- Written exercise
Return all lines with the word "Jeffrey" in them.

- Given records
• • • • • • •

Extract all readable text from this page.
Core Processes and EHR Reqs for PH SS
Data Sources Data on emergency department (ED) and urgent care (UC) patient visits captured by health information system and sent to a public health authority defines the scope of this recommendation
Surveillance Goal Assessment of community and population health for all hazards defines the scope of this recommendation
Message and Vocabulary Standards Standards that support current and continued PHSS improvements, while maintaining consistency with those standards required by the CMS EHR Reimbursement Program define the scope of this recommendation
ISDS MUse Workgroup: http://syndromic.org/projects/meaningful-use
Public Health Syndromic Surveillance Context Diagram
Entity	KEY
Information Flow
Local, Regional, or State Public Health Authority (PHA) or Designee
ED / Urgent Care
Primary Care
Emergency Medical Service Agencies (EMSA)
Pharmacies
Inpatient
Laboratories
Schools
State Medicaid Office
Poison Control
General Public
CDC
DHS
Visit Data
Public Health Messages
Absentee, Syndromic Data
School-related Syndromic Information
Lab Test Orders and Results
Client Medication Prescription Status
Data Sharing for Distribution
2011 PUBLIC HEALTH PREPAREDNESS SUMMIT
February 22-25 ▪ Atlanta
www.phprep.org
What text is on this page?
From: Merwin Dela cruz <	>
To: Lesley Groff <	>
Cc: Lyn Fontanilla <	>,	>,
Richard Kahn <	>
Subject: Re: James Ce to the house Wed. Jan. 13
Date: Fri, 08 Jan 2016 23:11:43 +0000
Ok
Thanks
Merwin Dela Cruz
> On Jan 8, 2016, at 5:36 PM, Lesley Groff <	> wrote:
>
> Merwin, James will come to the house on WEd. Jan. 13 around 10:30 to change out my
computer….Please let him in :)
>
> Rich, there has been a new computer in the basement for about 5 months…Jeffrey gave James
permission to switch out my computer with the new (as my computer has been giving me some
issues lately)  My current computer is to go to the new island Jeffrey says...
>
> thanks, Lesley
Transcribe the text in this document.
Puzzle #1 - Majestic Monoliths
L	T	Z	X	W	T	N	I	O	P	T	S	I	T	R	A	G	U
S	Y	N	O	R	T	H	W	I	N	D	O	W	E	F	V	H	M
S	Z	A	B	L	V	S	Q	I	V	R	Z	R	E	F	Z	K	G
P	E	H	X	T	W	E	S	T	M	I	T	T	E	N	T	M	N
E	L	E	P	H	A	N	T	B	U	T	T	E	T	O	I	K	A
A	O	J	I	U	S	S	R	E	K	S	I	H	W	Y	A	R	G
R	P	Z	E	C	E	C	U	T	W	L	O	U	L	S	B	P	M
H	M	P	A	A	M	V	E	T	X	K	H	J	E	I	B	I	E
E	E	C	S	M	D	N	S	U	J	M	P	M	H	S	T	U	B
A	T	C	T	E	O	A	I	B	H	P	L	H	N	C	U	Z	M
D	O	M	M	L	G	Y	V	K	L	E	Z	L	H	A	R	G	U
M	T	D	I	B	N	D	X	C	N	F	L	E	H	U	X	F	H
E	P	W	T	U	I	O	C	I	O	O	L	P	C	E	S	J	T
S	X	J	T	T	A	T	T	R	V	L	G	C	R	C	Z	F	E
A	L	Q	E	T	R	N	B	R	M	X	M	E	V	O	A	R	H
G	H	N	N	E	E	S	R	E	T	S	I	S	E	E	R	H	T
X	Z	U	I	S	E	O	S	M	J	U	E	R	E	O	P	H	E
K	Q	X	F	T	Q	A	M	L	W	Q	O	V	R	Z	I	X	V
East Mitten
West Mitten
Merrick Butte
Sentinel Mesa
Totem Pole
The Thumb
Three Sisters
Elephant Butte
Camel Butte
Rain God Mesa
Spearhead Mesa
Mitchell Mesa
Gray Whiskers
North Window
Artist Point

• • • • • • •

- Output of the exercise
> Rich, there has been a new computer in the basement for about 5 months…Jeffrey gave James
issues lately)  My current computer is to go to the new island Jeffrey says...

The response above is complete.